─── Recorded information ───

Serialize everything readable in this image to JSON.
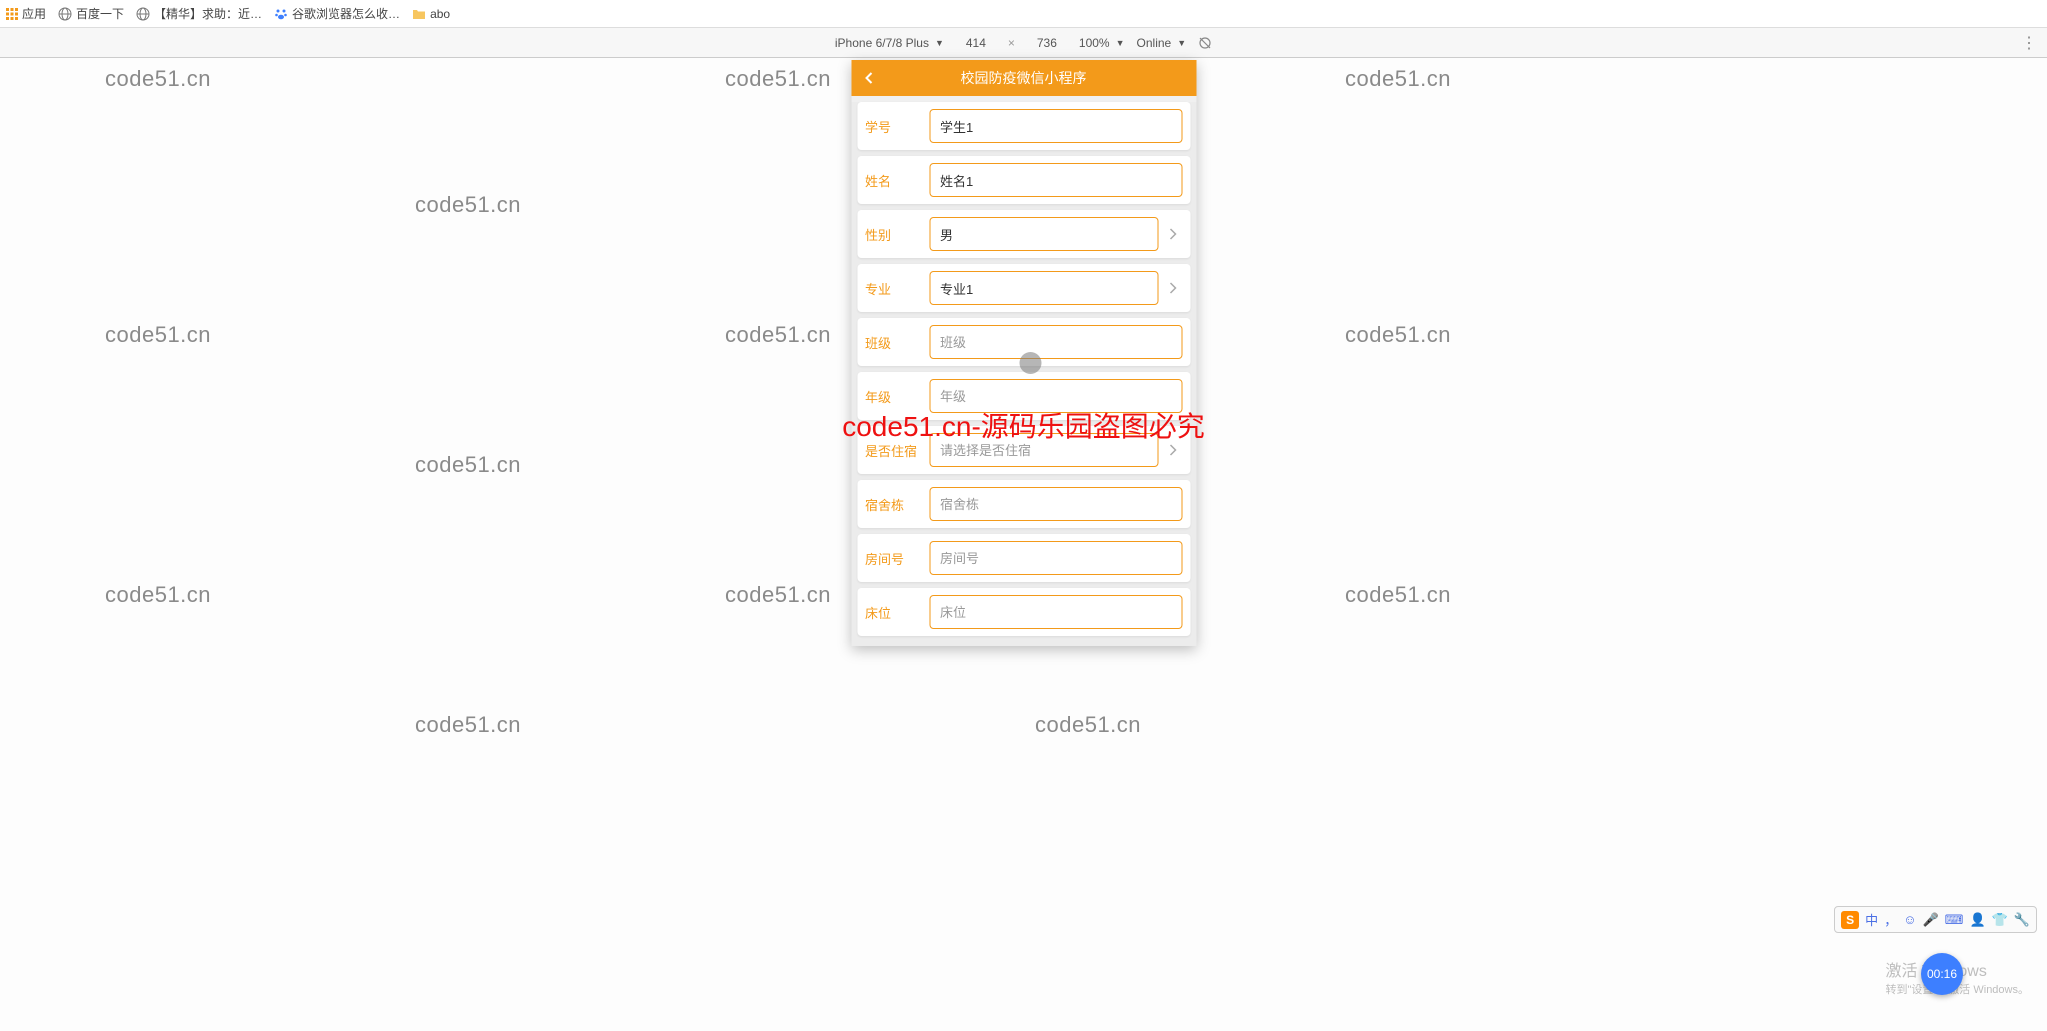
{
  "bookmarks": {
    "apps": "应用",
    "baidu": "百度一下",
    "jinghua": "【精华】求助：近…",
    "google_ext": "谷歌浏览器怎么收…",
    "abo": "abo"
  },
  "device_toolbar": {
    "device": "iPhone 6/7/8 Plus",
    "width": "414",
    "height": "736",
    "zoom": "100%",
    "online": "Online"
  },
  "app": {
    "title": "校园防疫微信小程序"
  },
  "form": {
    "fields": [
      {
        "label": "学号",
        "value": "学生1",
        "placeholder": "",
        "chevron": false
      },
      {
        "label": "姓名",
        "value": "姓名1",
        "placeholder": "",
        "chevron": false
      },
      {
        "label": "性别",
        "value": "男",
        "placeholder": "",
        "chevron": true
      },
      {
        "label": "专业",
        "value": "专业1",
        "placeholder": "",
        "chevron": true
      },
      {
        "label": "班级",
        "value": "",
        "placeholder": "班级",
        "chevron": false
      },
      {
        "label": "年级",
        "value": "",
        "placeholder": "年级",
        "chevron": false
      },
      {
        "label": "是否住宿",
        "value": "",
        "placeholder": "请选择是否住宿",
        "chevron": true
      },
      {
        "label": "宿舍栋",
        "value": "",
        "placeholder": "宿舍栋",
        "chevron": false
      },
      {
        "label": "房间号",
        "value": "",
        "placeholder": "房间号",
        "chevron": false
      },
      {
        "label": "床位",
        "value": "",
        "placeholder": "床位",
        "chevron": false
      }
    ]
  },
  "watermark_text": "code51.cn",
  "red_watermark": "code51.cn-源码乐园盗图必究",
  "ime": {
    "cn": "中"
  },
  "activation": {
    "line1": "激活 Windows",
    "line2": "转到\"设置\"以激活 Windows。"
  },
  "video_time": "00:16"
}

───
─── Recorded information ───

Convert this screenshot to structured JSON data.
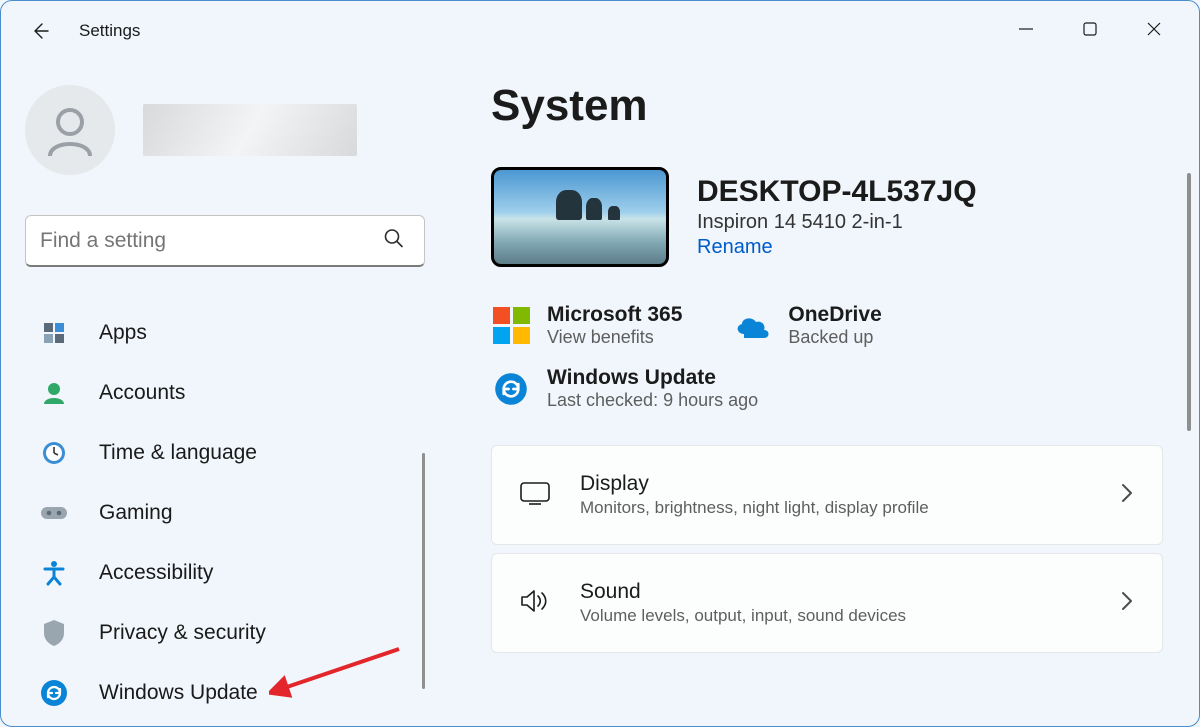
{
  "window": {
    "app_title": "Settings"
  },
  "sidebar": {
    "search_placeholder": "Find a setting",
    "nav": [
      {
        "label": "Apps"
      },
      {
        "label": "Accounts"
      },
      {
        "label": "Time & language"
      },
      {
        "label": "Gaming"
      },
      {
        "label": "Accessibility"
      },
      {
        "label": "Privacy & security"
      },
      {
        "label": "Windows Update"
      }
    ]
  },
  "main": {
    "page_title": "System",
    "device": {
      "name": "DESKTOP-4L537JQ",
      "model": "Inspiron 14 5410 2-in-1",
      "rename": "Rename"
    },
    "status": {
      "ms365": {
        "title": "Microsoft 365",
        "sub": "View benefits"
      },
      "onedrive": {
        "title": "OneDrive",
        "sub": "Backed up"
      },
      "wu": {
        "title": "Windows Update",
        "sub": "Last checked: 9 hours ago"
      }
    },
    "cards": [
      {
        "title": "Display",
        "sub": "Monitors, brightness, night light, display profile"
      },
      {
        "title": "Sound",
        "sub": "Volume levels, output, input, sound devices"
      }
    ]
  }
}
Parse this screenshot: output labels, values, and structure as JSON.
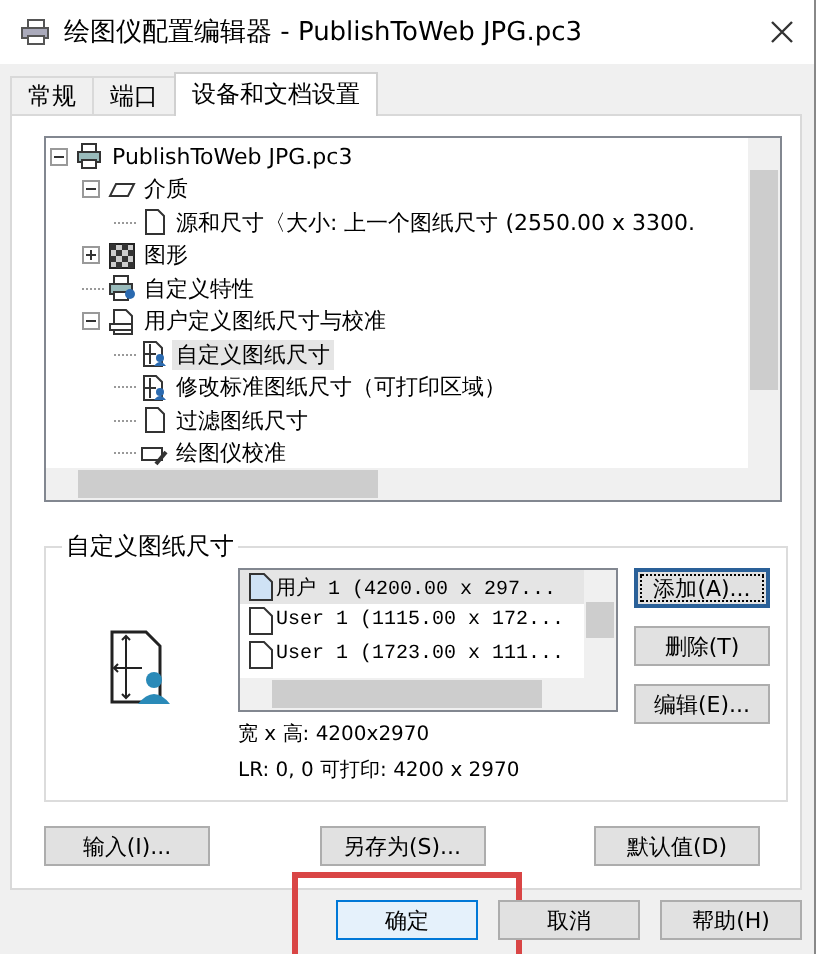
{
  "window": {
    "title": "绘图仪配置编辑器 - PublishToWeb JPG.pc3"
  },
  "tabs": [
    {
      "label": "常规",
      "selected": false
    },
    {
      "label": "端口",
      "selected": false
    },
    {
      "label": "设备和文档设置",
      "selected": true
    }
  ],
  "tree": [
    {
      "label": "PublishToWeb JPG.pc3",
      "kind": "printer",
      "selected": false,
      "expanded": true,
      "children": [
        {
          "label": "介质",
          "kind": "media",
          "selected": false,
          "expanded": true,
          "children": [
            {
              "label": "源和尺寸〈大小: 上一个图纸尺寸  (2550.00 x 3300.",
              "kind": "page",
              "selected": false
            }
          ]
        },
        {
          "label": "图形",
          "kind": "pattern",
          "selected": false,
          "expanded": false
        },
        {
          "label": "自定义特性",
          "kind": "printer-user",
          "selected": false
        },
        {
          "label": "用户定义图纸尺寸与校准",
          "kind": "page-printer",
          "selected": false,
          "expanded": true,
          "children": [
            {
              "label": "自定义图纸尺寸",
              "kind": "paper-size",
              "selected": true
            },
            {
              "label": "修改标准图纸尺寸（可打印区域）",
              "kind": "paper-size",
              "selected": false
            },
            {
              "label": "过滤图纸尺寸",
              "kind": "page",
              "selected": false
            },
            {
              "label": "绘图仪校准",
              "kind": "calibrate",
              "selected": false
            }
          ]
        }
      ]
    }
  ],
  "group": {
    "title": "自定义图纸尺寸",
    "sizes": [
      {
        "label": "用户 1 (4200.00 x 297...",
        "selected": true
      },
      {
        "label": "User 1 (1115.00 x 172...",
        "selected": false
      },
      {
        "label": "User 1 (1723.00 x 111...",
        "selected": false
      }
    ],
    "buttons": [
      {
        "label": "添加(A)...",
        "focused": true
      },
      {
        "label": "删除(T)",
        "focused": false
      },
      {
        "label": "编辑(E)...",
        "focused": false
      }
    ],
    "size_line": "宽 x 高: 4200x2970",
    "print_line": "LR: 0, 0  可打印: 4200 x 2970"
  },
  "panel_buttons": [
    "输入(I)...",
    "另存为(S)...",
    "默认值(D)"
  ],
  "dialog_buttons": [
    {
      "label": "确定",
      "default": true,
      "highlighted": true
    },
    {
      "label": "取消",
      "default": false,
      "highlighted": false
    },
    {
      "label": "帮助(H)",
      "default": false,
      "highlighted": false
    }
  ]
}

───
─── Recorded information ───

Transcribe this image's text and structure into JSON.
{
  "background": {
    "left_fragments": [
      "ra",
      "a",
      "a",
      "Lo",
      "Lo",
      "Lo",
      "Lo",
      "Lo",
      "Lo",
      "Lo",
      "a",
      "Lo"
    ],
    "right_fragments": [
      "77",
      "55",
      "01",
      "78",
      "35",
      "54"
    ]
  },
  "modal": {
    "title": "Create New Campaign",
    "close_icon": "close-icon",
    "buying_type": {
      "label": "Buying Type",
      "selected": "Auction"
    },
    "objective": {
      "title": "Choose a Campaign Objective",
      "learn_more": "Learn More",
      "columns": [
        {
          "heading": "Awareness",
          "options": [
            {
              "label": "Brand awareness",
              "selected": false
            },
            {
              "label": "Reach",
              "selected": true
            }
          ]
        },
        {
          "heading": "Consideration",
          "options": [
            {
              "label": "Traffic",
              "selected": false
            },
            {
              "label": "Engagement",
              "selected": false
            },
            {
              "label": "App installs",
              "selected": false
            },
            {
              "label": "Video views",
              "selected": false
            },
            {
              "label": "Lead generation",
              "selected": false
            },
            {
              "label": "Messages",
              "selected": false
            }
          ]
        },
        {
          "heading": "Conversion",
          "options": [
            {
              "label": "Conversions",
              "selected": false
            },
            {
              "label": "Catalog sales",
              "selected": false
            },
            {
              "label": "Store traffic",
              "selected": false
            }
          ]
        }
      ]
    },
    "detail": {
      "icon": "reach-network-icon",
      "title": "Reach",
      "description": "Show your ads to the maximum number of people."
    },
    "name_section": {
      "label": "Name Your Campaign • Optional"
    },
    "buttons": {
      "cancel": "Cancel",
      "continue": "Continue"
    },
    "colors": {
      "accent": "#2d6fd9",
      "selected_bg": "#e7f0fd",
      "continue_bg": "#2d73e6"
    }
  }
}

───

State how many lines above contain the string "this", with no other words.

4